» **What you are asked to do**
Give back the full material, exactly as it reads.

-- Start Material shown --

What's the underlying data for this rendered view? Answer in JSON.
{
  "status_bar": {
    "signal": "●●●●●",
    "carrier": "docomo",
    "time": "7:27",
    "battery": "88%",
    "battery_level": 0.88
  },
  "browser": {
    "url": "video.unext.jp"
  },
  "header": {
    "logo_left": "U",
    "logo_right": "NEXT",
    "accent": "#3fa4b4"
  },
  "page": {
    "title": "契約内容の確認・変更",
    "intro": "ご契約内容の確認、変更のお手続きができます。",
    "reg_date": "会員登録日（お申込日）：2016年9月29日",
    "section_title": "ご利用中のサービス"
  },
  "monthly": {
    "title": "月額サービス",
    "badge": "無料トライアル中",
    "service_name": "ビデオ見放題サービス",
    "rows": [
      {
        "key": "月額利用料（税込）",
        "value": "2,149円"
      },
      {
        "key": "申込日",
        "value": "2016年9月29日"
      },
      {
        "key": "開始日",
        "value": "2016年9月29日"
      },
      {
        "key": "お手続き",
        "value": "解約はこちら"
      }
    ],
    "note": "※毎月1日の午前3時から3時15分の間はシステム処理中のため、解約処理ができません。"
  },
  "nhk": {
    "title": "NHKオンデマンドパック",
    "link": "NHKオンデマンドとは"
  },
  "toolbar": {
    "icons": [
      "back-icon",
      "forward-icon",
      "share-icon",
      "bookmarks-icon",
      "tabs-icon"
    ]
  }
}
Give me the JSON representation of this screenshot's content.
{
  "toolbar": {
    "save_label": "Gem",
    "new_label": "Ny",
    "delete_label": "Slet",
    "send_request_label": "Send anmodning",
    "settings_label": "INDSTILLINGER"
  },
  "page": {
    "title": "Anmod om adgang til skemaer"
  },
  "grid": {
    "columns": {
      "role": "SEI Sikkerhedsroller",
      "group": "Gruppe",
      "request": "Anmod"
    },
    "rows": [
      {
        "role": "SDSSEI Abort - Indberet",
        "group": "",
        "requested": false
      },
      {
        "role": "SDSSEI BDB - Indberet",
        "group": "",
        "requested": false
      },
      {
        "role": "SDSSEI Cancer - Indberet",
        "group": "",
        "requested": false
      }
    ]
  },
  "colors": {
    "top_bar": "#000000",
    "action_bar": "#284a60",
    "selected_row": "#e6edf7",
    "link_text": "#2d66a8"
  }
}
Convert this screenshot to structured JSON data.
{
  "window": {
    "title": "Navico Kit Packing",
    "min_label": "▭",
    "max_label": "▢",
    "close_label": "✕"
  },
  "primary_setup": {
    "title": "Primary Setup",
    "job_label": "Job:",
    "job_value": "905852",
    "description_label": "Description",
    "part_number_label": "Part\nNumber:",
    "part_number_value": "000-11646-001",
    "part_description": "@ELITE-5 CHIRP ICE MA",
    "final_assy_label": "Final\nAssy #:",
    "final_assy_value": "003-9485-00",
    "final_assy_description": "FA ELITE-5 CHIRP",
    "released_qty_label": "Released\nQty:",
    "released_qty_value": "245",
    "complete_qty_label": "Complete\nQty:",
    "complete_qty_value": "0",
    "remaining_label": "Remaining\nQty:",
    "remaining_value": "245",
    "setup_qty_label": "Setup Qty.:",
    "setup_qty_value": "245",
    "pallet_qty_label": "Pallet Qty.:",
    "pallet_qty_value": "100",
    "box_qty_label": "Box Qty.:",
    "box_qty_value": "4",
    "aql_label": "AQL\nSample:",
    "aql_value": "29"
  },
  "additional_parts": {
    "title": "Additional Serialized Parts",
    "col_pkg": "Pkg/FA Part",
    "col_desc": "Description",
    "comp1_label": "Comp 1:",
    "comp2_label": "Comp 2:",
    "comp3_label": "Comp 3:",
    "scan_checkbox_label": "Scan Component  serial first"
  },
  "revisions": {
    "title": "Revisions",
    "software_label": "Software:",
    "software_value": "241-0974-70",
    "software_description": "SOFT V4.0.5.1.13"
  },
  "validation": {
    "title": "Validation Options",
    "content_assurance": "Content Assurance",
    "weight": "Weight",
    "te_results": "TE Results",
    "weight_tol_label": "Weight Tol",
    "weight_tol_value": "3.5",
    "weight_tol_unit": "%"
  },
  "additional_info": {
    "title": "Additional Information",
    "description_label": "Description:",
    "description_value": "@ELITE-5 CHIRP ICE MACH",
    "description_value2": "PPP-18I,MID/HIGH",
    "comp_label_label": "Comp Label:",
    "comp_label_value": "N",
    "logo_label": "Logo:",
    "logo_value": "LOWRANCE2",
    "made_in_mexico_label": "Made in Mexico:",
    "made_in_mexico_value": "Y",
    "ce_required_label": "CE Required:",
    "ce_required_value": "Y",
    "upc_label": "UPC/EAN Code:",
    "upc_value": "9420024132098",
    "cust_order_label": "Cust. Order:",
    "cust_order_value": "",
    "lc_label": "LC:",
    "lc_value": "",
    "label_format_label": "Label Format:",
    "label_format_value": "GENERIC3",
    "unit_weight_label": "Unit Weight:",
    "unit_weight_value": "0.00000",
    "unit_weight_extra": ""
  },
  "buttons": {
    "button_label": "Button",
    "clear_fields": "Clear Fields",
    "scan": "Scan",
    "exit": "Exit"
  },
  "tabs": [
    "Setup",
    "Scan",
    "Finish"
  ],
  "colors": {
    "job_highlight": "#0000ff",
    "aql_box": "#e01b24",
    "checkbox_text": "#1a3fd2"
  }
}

-- End Material shown --

» **Full solution**
What's the underlying data for this rendered view? Answer in JSON.
{
  "status_bar": {
    "signal": "●●●●●",
    "carrier": "docomo",
    "time": "7:27",
    "battery": "88%",
    "battery_level": 0.88
  },
  "browser": {
    "url": "video.unext.jp"
  },
  "header": {
    "logo_left": "U",
    "logo_right": "NEXT",
    "accent": "#3fa4b4"
  },
  "page": {
    "title": "契約内容の確認・変更",
    "intro": "ご契約内容の確認、変更のお手続きができます。",
    "reg_date": "会員登録日（お申込日）：2016年9月29日",
    "section_title": "ご利用中のサービス"
  },
  "monthly": {
    "title": "月額サービス",
    "badge": "無料トライアル中",
    "service_name": "ビデオ見放題サービス",
    "rows": [
      {
        "key": "月額利用料（税込）",
        "value": "2,149円"
      },
      {
        "key": "申込日",
        "value": "2016年9月29日"
      },
      {
        "key": "開始日",
        "value": "2016年9月29日"
      },
      {
        "key": "お手続き",
        "value": "解約はこちら"
      }
    ],
    "note": "※毎月1日の午前3時から3時15分の間はシステム処理中のため、解約処理ができません。"
  },
  "nhk": {
    "title": "NHKオンデマンドパック",
    "link": "NHKオンデマンドとは"
  },
  "toolbar": {
    "icons": [
      "back-icon",
      "forward-icon",
      "share-icon",
      "bookmarks-icon",
      "tabs-icon"
    ]
  }
}
Give me the JSON representation of this screenshot's content.
{
  "toolbar": {
    "save_label": "Gem",
    "new_label": "Ny",
    "delete_label": "Slet",
    "send_request_label": "Send anmodning",
    "settings_label": "INDSTILLINGER"
  },
  "page": {
    "title": "Anmod om adgang til skemaer"
  },
  "grid": {
    "columns": {
      "role": "SEI Sikkerhedsroller",
      "group": "Gruppe",
      "request": "Anmod"
    },
    "rows": [
      {
        "role": "SDSSEI Abort - Indberet",
        "group": "",
        "requested": false
      },
      {
        "role": "SDSSEI BDB - Indberet",
        "group": "",
        "requested": false
      },
      {
        "role": "SDSSEI Cancer - Indberet",
        "group": "",
        "requested": false
      }
    ]
  },
  "colors": {
    "top_bar": "#000000",
    "action_bar": "#284a60",
    "selected_row": "#e6edf7",
    "link_text": "#2d66a8"
  }
}
Convert this screenshot to structured JSON data.
{
  "window": {
    "title": "Navico Kit Packing",
    "min_label": "▭",
    "max_label": "▢",
    "close_label": "✕"
  },
  "primary_setup": {
    "title": "Primary Setup",
    "job_label": "Job:",
    "job_value": "905852",
    "description_label": "Description",
    "part_number_label": "Part\nNumber:",
    "part_number_value": "000-11646-001",
    "part_description": "@ELITE-5 CHIRP ICE MA",
    "final_assy_label": "Final\nAssy #:",
    "final_assy_value": "003-9485-00",
    "final_assy_description": "FA ELITE-5 CHIRP",
    "released_qty_label": "Released\nQty:",
    "released_qty_value": "245",
    "complete_qty_label": "Complete\nQty:",
    "complete_qty_value": "0",
    "remaining_label": "Remaining\nQty:",
    "remaining_value": "245",
    "setup_qty_label": "Setup Qty.:",
    "setup_qty_value": "245",
    "pallet_qty_label": "Pallet Qty.:",
    "pallet_qty_value": "100",
    "box_qty_label": "Box Qty.:",
    "box_qty_value": "4",
    "aql_label": "AQL\nSample:",
    "aql_value": "29"
  },
  "additional_parts": {
    "title": "Additional Serialized Parts",
    "col_pkg": "Pkg/FA Part",
    "col_desc": "Description",
    "comp1_label": "Comp 1:",
    "comp2_label": "Comp 2:",
    "comp3_label": "Comp 3:",
    "scan_checkbox_label": "Scan Component  serial first"
  },
  "revisions": {
    "title": "Revisions",
    "software_label": "Software:",
    "software_value": "241-0974-70",
    "software_description": "SOFT V4.0.5.1.13"
  },
  "validation": {
    "title": "Validation Options",
    "content_assurance": "Content Assurance",
    "weight": "Weight",
    "te_results": "TE Results",
    "weight_tol_label": "Weight Tol",
    "weight_tol_value": "3.5",
    "weight_tol_unit": "%"
  },
  "additional_info": {
    "title": "Additional Information",
    "description_label": "Description:",
    "description_value": "@ELITE-5 CHIRP ICE MACH",
    "description_value2": "PPP-18I,MID/HIGH",
    "comp_label_label": "Comp Label:",
    "comp_label_value": "N",
    "logo_label": "Logo:",
    "logo_value": "LOWRANCE2",
    "made_in_mexico_label": "Made in Mexico:",
    "made_in_mexico_value": "Y",
    "ce_required_label": "CE Required:",
    "ce_required_value": "Y",
    "upc_label": "UPC/EAN Code:",
    "upc_value": "9420024132098",
    "cust_order_label": "Cust. Order:",
    "cust_order_value": "",
    "lc_label": "LC:",
    "lc_value": "",
    "label_format_label": "Label Format:",
    "label_format_value": "GENERIC3",
    "unit_weight_label": "Unit Weight:",
    "unit_weight_value": "0.00000",
    "unit_weight_extra": ""
  },
  "buttons": {
    "button_label": "Button",
    "clear_fields": "Clear Fields",
    "scan": "Scan",
    "exit": "Exit"
  },
  "tabs": [
    "Setup",
    "Scan",
    "Finish"
  ],
  "colors": {
    "job_highlight": "#0000ff",
    "aql_box": "#e01b24",
    "checkbox_text": "#1a3fd2"
  }
}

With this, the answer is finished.